In full and without alteration, repeat the material.

------

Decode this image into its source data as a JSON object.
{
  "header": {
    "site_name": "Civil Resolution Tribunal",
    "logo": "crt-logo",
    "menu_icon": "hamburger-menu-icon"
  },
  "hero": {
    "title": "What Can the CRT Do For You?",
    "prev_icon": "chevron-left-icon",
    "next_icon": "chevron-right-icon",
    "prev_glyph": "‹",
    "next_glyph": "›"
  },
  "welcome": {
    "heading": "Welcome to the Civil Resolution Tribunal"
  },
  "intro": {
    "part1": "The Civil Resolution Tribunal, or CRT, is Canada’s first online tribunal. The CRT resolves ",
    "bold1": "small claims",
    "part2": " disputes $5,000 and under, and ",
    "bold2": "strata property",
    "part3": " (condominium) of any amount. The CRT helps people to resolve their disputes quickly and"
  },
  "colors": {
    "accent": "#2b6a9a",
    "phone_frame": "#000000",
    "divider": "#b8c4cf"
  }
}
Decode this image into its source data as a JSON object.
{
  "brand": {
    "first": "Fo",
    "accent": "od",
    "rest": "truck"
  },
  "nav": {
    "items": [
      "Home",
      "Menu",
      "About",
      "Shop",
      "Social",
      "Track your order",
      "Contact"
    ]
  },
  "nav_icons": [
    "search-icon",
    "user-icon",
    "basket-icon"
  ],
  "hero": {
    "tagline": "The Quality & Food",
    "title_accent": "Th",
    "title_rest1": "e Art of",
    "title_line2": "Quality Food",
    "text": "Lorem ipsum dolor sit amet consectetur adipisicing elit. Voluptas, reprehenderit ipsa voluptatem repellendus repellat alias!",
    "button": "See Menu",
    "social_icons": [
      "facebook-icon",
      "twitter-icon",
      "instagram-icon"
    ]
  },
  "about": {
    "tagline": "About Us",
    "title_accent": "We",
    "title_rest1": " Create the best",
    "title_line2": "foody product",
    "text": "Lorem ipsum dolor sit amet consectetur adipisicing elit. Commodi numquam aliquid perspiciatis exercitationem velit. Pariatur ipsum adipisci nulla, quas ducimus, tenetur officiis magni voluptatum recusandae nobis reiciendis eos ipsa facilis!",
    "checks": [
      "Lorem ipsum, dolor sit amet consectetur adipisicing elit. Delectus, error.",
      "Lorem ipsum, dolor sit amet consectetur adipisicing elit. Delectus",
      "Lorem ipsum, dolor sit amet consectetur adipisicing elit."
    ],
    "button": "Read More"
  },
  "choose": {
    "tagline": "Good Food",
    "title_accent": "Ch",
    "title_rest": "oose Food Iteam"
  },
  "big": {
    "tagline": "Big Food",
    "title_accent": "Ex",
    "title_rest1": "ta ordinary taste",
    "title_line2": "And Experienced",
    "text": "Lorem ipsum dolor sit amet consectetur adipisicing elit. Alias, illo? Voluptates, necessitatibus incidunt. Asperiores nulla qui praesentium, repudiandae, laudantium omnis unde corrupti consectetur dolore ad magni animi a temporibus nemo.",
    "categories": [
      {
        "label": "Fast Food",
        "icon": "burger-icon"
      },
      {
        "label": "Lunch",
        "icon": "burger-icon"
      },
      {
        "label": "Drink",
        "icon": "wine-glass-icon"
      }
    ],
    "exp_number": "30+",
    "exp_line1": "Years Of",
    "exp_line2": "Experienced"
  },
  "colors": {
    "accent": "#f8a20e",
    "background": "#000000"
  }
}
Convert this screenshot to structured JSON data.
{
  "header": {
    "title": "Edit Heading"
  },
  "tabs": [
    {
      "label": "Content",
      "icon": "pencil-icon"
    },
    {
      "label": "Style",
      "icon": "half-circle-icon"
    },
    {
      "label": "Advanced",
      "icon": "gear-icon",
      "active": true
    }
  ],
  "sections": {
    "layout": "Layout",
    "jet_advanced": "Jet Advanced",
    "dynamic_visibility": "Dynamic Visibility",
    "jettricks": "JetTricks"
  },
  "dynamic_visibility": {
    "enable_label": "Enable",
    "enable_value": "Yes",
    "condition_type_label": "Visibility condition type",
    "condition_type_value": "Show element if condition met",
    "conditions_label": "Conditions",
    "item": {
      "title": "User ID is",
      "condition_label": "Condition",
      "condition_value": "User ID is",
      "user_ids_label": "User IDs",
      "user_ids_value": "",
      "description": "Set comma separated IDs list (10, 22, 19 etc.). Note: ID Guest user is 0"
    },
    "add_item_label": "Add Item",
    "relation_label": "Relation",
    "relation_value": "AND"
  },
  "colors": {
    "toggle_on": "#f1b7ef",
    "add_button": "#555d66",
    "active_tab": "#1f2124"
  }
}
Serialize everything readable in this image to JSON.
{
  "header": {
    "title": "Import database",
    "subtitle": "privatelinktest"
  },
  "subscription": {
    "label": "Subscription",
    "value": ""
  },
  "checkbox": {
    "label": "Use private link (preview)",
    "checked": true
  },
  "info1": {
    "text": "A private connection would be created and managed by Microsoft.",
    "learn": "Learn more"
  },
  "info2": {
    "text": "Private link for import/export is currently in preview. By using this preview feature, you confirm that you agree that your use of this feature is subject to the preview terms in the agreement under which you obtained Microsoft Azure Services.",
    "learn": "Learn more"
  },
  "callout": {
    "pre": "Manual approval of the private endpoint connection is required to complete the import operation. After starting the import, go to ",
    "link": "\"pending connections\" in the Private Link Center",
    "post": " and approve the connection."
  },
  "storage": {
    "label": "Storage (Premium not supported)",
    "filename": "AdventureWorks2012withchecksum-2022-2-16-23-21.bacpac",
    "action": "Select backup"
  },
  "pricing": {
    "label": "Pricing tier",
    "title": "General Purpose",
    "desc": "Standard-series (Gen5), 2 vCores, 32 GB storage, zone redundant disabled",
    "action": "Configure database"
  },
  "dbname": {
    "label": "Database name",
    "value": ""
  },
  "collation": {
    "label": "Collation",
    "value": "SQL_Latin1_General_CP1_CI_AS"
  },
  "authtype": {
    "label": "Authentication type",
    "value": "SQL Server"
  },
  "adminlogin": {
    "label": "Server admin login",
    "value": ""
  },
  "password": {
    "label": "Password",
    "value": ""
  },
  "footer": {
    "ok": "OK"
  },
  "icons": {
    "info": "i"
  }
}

------

**EXERCISE SOLUTION**
Decode this image into its source data as a JSON object.
{
  "header": {
    "site_name": "Civil Resolution Tribunal",
    "logo": "crt-logo",
    "menu_icon": "hamburger-menu-icon"
  },
  "hero": {
    "title": "What Can the CRT Do For You?",
    "prev_icon": "chevron-left-icon",
    "next_icon": "chevron-right-icon",
    "prev_glyph": "‹",
    "next_glyph": "›"
  },
  "welcome": {
    "heading": "Welcome to the Civil Resolution Tribunal"
  },
  "intro": {
    "part1": "The Civil Resolution Tribunal, or CRT, is Canada’s first online tribunal. The CRT resolves ",
    "bold1": "small claims",
    "part2": " disputes $5,000 and under, and ",
    "bold2": "strata property",
    "part3": " (condominium) of any amount. The CRT helps people to resolve their disputes quickly and"
  },
  "colors": {
    "accent": "#2b6a9a",
    "phone_frame": "#000000",
    "divider": "#b8c4cf"
  }
}
Decode this image into its source data as a JSON object.
{
  "brand": {
    "first": "Fo",
    "accent": "od",
    "rest": "truck"
  },
  "nav": {
    "items": [
      "Home",
      "Menu",
      "About",
      "Shop",
      "Social",
      "Track your order",
      "Contact"
    ]
  },
  "nav_icons": [
    "search-icon",
    "user-icon",
    "basket-icon"
  ],
  "hero": {
    "tagline": "The Quality & Food",
    "title_accent": "Th",
    "title_rest1": "e Art of",
    "title_line2": "Quality Food",
    "text": "Lorem ipsum dolor sit amet consectetur adipisicing elit. Voluptas, reprehenderit ipsa voluptatem repellendus repellat alias!",
    "button": "See Menu",
    "social_icons": [
      "facebook-icon",
      "twitter-icon",
      "instagram-icon"
    ]
  },
  "about": {
    "tagline": "About Us",
    "title_accent": "We",
    "title_rest1": " Create the best",
    "title_line2": "foody product",
    "text": "Lorem ipsum dolor sit amet consectetur adipisicing elit. Commodi numquam aliquid perspiciatis exercitationem velit. Pariatur ipsum adipisci nulla, quas ducimus, tenetur officiis magni voluptatum recusandae nobis reiciendis eos ipsa facilis!",
    "checks": [
      "Lorem ipsum, dolor sit amet consectetur adipisicing elit. Delectus, error.",
      "Lorem ipsum, dolor sit amet consectetur adipisicing elit. Delectus",
      "Lorem ipsum, dolor sit amet consectetur adipisicing elit."
    ],
    "button": "Read More"
  },
  "choose": {
    "tagline": "Good Food",
    "title_accent": "Ch",
    "title_rest": "oose Food Iteam"
  },
  "big": {
    "tagline": "Big Food",
    "title_accent": "Ex",
    "title_rest1": "ta ordinary taste",
    "title_line2": "And Experienced",
    "text": "Lorem ipsum dolor sit amet consectetur adipisicing elit. Alias, illo? Voluptates, necessitatibus incidunt. Asperiores nulla qui praesentium, repudiandae, laudantium omnis unde corrupti consectetur dolore ad magni animi a temporibus nemo.",
    "categories": [
      {
        "label": "Fast Food",
        "icon": "burger-icon"
      },
      {
        "label": "Lunch",
        "icon": "burger-icon"
      },
      {
        "label": "Drink",
        "icon": "wine-glass-icon"
      }
    ],
    "exp_number": "30+",
    "exp_line1": "Years Of",
    "exp_line2": "Experienced"
  },
  "colors": {
    "accent": "#f8a20e",
    "background": "#000000"
  }
}
Convert this screenshot to structured JSON data.
{
  "header": {
    "title": "Edit Heading"
  },
  "tabs": [
    {
      "label": "Content",
      "icon": "pencil-icon"
    },
    {
      "label": "Style",
      "icon": "half-circle-icon"
    },
    {
      "label": "Advanced",
      "icon": "gear-icon",
      "active": true
    }
  ],
  "sections": {
    "layout": "Layout",
    "jet_advanced": "Jet Advanced",
    "dynamic_visibility": "Dynamic Visibility",
    "jettricks": "JetTricks"
  },
  "dynamic_visibility": {
    "enable_label": "Enable",
    "enable_value": "Yes",
    "condition_type_label": "Visibility condition type",
    "condition_type_value": "Show element if condition met",
    "conditions_label": "Conditions",
    "item": {
      "title": "User ID is",
      "condition_label": "Condition",
      "condition_value": "User ID is",
      "user_ids_label": "User IDs",
      "user_ids_value": "",
      "description": "Set comma separated IDs list (10, 22, 19 etc.). Note: ID Guest user is 0"
    },
    "add_item_label": "Add Item",
    "relation_label": "Relation",
    "relation_value": "AND"
  },
  "colors": {
    "toggle_on": "#f1b7ef",
    "add_button": "#555d66",
    "active_tab": "#1f2124"
  }
}
Serialize everything readable in this image to JSON.
{
  "header": {
    "title": "Import database",
    "subtitle": "privatelinktest"
  },
  "subscription": {
    "label": "Subscription",
    "value": ""
  },
  "checkbox": {
    "label": "Use private link (preview)",
    "checked": true
  },
  "info1": {
    "text": "A private connection would be created and managed by Microsoft.",
    "learn": "Learn more"
  },
  "info2": {
    "text": "Private link for import/export is currently in preview. By using this preview feature, you confirm that you agree that your use of this feature is subject to the preview terms in the agreement under which you obtained Microsoft Azure Services.",
    "learn": "Learn more"
  },
  "callout": {
    "pre": "Manual approval of the private endpoint connection is required to complete the import operation. After starting the import, go to ",
    "link": "\"pending connections\" in the Private Link Center",
    "post": " and approve the connection."
  },
  "storage": {
    "label": "Storage (Premium not supported)",
    "filename": "AdventureWorks2012withchecksum-2022-2-16-23-21.bacpac",
    "action": "Select backup"
  },
  "pricing": {
    "label": "Pricing tier",
    "title": "General Purpose",
    "desc": "Standard-series (Gen5), 2 vCores, 32 GB storage, zone redundant disabled",
    "action": "Configure database"
  },
  "dbname": {
    "label": "Database name",
    "value": ""
  },
  "collation": {
    "label": "Collation",
    "value": "SQL_Latin1_General_CP1_CI_AS"
  },
  "authtype": {
    "label": "Authentication type",
    "value": "SQL Server"
  },
  "adminlogin": {
    "label": "Server admin login",
    "value": ""
  },
  "password": {
    "label": "Password",
    "value": ""
  },
  "footer": {
    "ok": "OK"
  },
  "icons": {
    "info": "i"
  }
}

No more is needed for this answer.